[Dataset items]
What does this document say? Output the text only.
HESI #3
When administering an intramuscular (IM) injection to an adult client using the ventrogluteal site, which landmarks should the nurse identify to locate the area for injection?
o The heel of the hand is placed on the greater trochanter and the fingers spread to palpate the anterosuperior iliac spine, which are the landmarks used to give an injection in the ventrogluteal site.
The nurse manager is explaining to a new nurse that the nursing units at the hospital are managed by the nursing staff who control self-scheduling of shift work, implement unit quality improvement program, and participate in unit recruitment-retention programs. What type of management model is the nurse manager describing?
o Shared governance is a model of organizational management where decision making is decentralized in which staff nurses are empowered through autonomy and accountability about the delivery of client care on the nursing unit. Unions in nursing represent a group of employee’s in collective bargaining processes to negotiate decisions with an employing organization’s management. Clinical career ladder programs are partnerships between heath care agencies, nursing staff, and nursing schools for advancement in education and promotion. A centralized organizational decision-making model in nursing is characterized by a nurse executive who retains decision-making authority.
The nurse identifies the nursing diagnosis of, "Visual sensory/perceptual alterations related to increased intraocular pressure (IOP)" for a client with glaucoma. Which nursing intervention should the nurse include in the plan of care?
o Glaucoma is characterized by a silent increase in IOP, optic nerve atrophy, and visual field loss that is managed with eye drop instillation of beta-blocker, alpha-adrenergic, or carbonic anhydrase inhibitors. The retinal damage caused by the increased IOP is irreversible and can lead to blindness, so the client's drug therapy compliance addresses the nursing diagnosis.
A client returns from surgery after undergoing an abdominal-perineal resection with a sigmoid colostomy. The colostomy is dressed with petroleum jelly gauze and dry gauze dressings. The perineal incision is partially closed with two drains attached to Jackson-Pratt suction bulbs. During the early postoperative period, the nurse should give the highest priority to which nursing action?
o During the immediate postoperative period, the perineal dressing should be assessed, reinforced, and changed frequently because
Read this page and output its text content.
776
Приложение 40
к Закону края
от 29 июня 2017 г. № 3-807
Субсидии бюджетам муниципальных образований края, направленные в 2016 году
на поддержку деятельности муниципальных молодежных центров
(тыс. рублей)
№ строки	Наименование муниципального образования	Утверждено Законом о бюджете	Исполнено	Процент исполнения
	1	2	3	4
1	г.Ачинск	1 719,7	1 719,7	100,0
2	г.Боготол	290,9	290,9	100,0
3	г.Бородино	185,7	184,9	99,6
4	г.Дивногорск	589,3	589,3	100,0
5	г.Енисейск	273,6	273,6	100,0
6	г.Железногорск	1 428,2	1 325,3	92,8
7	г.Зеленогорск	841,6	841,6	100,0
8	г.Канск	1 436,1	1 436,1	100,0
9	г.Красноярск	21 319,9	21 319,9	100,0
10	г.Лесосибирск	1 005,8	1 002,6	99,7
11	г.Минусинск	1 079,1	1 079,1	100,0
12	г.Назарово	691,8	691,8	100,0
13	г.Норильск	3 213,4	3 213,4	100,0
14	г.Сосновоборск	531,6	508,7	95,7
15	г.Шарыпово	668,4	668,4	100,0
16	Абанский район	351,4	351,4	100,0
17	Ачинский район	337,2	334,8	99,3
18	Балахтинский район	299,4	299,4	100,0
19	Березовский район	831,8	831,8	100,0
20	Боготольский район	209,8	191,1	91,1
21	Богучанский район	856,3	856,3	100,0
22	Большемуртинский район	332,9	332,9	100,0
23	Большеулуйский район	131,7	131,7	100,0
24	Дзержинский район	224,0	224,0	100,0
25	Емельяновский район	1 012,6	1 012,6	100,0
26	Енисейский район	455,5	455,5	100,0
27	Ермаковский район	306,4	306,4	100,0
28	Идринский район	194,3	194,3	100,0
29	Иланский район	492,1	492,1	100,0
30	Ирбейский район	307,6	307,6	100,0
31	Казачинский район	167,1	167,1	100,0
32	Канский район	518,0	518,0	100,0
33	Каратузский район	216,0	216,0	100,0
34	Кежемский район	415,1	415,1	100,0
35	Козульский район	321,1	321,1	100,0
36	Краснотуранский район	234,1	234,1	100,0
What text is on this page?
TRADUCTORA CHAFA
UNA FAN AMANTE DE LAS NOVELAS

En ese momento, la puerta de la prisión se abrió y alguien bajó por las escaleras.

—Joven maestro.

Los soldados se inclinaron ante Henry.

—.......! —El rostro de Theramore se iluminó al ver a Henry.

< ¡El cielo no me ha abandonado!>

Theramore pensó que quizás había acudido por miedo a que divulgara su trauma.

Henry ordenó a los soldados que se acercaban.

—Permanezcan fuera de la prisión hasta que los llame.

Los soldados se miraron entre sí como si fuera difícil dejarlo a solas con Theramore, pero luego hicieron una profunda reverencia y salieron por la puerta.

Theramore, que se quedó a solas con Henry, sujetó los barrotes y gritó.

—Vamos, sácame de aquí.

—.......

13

**Given task**
Every line above should be printed again exactly as it stands.

**Exercise output**
What does this document say? Output the text only.
HESI #3
When administering an intramuscular (IM) injection to an adult client using the ventrogluteal site, which landmarks should the nurse identify to locate the area for injection?
o The heel of the hand is placed on the greater trochanter and the fingers spread to palpate the anterosuperior iliac spine, which are the landmarks used to give an injection in the ventrogluteal site.
The nurse manager is explaining to a new nurse that the nursing units at the hospital are managed by the nursing staff who control self-scheduling of shift work, implement unit quality improvement program, and participate in unit recruitment-retention programs. What type of management model is the nurse manager describing?
o Shared governance is a model of organizational management where decision making is decentralized in which staff nurses are empowered through autonomy and accountability about the delivery of client care on the nursing unit. Unions in nursing represent a group of employee’s in collective bargaining processes to negotiate decisions with an employing organization’s management. Clinical career ladder programs are partnerships between heath care agencies, nursing staff, and nursing schools for advancement in education and promotion. A centralized organizational decision-making model in nursing is characterized by a nurse executive who retains decision-making authority.
The nurse identifies the nursing diagnosis of, "Visual sensory/perceptual alterations related to increased intraocular pressure (IOP)" for a client with glaucoma. Which nursing intervention should the nurse include in the plan of care?
o Glaucoma is characterized by a silent increase in IOP, optic nerve atrophy, and visual field loss that is managed with eye drop instillation of beta-blocker, alpha-adrenergic, or carbonic anhydrase inhibitors. The retinal damage caused by the increased IOP is irreversible and can lead to blindness, so the client's drug therapy compliance addresses the nursing diagnosis.
A client returns from surgery after undergoing an abdominal-perineal resection with a sigmoid colostomy. The colostomy is dressed with petroleum jelly gauze and dry gauze dressings. The perineal incision is partially closed with two drains attached to Jackson-Pratt suction bulbs. During the early postoperative period, the nurse should give the highest priority to which nursing action?
o During the immediate postoperative period, the perineal dressing should be assessed, reinforced, and changed frequently because
Read this page and output its text content.
776
Приложение 40
к Закону края
от 29 июня 2017 г. № 3-807
Субсидии бюджетам муниципальных образований края, направленные в 2016 году
на поддержку деятельности муниципальных молодежных центров
(тыс. рублей)
№ строки	Наименование муниципального образования	Утверждено Законом о бюджете	Исполнено	Процент исполнения
	1	2	3	4
1	г.Ачинск	1 719,7	1 719,7	100,0
2	г.Боготол	290,9	290,9	100,0
3	г.Бородино	185,7	184,9	99,6
4	г.Дивногорск	589,3	589,3	100,0
5	г.Енисейск	273,6	273,6	100,0
6	г.Железногорск	1 428,2	1 325,3	92,8
7	г.Зеленогорск	841,6	841,6	100,0
8	г.Канск	1 436,1	1 436,1	100,0
9	г.Красноярск	21 319,9	21 319,9	100,0
10	г.Лесосибирск	1 005,8	1 002,6	99,7
11	г.Минусинск	1 079,1	1 079,1	100,0
12	г.Назарово	691,8	691,8	100,0
13	г.Норильск	3 213,4	3 213,4	100,0
14	г.Сосновоборск	531,6	508,7	95,7
15	г.Шарыпово	668,4	668,4	100,0
16	Абанский район	351,4	351,4	100,0
17	Ачинский район	337,2	334,8	99,3
18	Балахтинский район	299,4	299,4	100,0
19	Березовский район	831,8	831,8	100,0
20	Боготольский район	209,8	191,1	91,1
21	Богучанский район	856,3	856,3	100,0
22	Большемуртинский район	332,9	332,9	100,0
23	Большеулуйский район	131,7	131,7	100,0
24	Дзержинский район	224,0	224,0	100,0
25	Емельяновский район	1 012,6	1 012,6	100,0
26	Енисейский район	455,5	455,5	100,0
27	Ермаковский район	306,4	306,4	100,0
28	Идринский район	194,3	194,3	100,0
29	Иланский район	492,1	492,1	100,0
30	Ирбейский район	307,6	307,6	100,0
31	Казачинский район	167,1	167,1	100,0
32	Канский район	518,0	518,0	100,0
33	Каратузский район	216,0	216,0	100,0
34	Кежемский район	415,1	415,1	100,0
35	Козульский район	321,1	321,1	100,0
36	Краснотуранский район	234,1	234,1	100,0
What text is on this page?
TRADUCTORA CHAFA
UNA FAN AMANTE DE LAS NOVELAS

En ese momento, la puerta de la prisión se abrió y alguien bajó por las escaleras.

—Joven maestro.

Los soldados se inclinaron ante Henry.

—.......! —El rostro de Theramore se iluminó al ver a Henry.

< ¡El cielo no me ha abandonado!>

Theramore pensó que quizás había acudido por miedo a que divulgara su trauma.

Henry ordenó a los soldados que se acercaban.

—Permanezcan fuera de la prisión hasta que los llame.

Los soldados se miraron entre sí como si fuera difícil dejarlo a solas con Theramore, pero luego hicieron una profunda reverencia y salieron por la puerta.

Theramore, que se quedó a solas con Henry, sujetó los barrotes y gritó.

—Vamos, sácame de aquí.

—.......

13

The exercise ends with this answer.